* Task description *
Show every line below where "sparkle" can be found.

(Dataset records)
····················

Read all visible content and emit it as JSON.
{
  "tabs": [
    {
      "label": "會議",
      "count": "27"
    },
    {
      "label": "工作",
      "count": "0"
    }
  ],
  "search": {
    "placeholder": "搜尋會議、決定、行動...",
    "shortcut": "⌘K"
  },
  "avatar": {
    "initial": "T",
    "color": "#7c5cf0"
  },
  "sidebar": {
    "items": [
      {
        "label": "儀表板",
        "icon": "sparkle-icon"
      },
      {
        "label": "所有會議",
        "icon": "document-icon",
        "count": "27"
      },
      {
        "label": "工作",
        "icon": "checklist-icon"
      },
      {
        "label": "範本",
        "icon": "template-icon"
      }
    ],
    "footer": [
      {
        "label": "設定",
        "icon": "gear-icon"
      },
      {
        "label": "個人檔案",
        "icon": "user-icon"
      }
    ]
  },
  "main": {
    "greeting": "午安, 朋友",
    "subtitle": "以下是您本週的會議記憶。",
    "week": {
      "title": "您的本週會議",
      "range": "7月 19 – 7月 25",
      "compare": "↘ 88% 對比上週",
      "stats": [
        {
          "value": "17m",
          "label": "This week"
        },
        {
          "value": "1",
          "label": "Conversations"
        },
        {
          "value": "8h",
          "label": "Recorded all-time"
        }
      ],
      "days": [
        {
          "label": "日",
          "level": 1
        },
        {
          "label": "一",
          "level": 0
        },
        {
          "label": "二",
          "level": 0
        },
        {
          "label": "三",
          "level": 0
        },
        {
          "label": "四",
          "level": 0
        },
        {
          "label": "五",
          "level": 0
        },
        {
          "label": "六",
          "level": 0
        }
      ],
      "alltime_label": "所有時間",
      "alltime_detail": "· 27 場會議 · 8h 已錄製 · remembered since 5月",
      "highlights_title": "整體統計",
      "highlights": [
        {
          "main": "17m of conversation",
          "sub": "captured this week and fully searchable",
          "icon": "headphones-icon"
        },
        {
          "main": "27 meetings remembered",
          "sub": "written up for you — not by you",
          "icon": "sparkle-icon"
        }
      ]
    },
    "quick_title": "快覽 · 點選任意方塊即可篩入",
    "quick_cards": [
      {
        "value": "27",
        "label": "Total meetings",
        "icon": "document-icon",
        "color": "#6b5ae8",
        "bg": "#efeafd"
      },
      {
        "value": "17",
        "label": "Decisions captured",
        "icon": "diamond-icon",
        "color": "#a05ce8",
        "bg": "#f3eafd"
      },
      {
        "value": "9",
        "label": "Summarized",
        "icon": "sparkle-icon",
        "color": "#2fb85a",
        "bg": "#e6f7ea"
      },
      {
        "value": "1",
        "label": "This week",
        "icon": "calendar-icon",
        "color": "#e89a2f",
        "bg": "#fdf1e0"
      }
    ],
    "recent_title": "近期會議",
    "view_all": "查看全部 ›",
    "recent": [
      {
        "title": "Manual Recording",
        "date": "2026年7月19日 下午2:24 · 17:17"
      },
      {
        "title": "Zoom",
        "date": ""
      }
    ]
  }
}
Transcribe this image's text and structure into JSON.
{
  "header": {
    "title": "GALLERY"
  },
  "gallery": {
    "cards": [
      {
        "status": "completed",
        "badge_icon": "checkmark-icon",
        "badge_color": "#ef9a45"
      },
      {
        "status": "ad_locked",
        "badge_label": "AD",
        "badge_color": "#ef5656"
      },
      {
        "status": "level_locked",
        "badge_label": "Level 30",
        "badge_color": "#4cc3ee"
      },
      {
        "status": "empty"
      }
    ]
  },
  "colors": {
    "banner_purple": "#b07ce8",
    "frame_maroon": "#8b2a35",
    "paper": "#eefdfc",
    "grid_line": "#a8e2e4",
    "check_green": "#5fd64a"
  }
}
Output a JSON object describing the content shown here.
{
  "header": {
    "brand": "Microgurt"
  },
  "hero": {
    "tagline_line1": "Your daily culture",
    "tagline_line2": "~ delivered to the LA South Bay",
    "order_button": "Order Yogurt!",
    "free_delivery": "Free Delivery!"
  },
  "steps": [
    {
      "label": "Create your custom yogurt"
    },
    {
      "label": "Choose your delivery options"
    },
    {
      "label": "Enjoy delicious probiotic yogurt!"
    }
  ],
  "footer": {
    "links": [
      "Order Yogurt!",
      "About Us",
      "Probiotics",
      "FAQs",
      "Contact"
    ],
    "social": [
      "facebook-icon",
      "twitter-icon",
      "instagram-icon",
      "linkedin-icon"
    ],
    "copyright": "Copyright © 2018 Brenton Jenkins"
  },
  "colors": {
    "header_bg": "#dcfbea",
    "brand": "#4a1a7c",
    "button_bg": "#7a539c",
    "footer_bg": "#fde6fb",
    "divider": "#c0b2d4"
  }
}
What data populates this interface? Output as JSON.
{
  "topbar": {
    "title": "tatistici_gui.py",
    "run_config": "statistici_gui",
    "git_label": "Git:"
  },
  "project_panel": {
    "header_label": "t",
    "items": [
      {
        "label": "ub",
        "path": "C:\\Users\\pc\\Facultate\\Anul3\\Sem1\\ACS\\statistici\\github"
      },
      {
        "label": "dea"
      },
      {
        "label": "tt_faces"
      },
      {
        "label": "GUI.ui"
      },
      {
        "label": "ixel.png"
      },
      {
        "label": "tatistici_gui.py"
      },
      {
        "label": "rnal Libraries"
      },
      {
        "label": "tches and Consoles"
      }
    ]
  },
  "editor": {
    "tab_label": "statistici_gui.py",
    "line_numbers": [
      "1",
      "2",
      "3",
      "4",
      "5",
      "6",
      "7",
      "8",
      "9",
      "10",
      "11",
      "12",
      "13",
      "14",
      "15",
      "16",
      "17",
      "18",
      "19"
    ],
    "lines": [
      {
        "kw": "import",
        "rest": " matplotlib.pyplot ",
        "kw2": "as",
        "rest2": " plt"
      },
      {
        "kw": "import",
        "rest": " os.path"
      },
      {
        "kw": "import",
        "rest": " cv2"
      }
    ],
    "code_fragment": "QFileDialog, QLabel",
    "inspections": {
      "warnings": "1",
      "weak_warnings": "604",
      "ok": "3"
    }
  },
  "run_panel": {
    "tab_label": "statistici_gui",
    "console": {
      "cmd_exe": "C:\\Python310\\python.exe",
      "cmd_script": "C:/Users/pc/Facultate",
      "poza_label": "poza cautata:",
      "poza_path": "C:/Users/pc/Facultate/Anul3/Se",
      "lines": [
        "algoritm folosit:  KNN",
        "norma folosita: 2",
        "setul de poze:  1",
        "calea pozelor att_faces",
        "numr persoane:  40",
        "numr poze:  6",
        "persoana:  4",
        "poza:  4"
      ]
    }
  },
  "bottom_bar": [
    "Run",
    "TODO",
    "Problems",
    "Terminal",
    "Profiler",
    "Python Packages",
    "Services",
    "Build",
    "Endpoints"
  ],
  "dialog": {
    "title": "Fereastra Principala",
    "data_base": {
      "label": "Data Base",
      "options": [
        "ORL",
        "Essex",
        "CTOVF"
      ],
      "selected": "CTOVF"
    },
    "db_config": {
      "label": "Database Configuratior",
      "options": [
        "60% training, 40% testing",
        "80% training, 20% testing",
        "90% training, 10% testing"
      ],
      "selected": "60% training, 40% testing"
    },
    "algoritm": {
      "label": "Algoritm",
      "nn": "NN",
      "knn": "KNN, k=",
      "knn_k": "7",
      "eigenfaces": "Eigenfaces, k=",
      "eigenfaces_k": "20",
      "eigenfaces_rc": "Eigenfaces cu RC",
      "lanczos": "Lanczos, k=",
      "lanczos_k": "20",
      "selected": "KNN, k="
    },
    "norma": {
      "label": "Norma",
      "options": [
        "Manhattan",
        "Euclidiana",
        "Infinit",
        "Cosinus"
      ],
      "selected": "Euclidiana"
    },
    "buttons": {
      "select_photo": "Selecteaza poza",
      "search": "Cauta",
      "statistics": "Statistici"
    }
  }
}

····················

* Solution to this task *
        "icon": "sparkle-icon"
          "icon": "sparkle-icon"
        "icon": "sparkle-icon",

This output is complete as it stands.